(Data records)
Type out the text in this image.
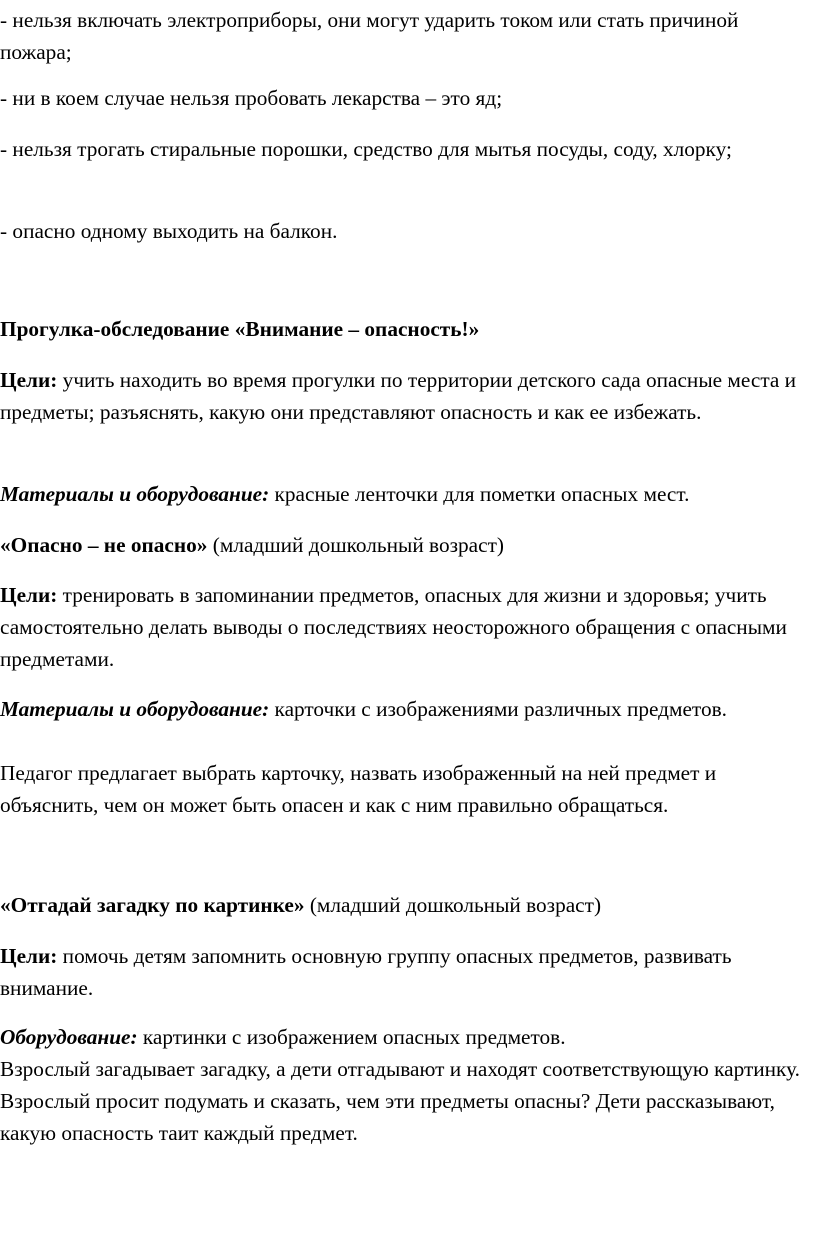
- нельзя включать электроприборы, они могут ударить током или стать причиной пожара;

- ни в коем случае нельзя пробовать лекарства – это яд;

- нельзя трогать стиральные порошки, средство для мытья посуды, соду, хлорку;

- опасно одному выходить на балкон.

Прогулка-обследование «Внимание – опасность!»

Цели: учить находить во время прогулки по территории детского сада опасные места и предметы; разъяснять, какую они представляют опасность и как ее избежать.

Материалы и оборудование: красные ленточки для пометки опасных мест.

«Опасно – не опасно» (младший дошкольный возраст)

Цели: тренировать в запоминании предметов, опасных для жизни и здоровья; учить самостоятельно делать выводы о последствиях неосторожного обращения с опасными предметами.

Материалы и оборудование: карточки с изображениями различных предметов.

Педагог предлагает выбрать карточку, назвать изображенный на ней предмет и объяснить, чем он может быть опасен и как с ним правильно обращаться.

«Отгадай загадку по картинке» (младший дошкольный возраст)

Цели: помочь детям запомнить основную группу опасных предметов, развивать внимание.

Оборудование: картинки с изображением опасных предметов.

Взрослый загадывает загадку, а дети отгадывают и находят соответствующую картинку. Взрослый просит подумать и сказать, чем эти предметы опасны? Дети рассказывают, какую опасность таит каждый предмет.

**Task details**
Identify the lines above with the word "младший". Copy them.

**Response below**
«Опасно – не опасно» (младший дошкольный возраст)
«Отгадай загадку по картинке» (младший дошкольный возраст)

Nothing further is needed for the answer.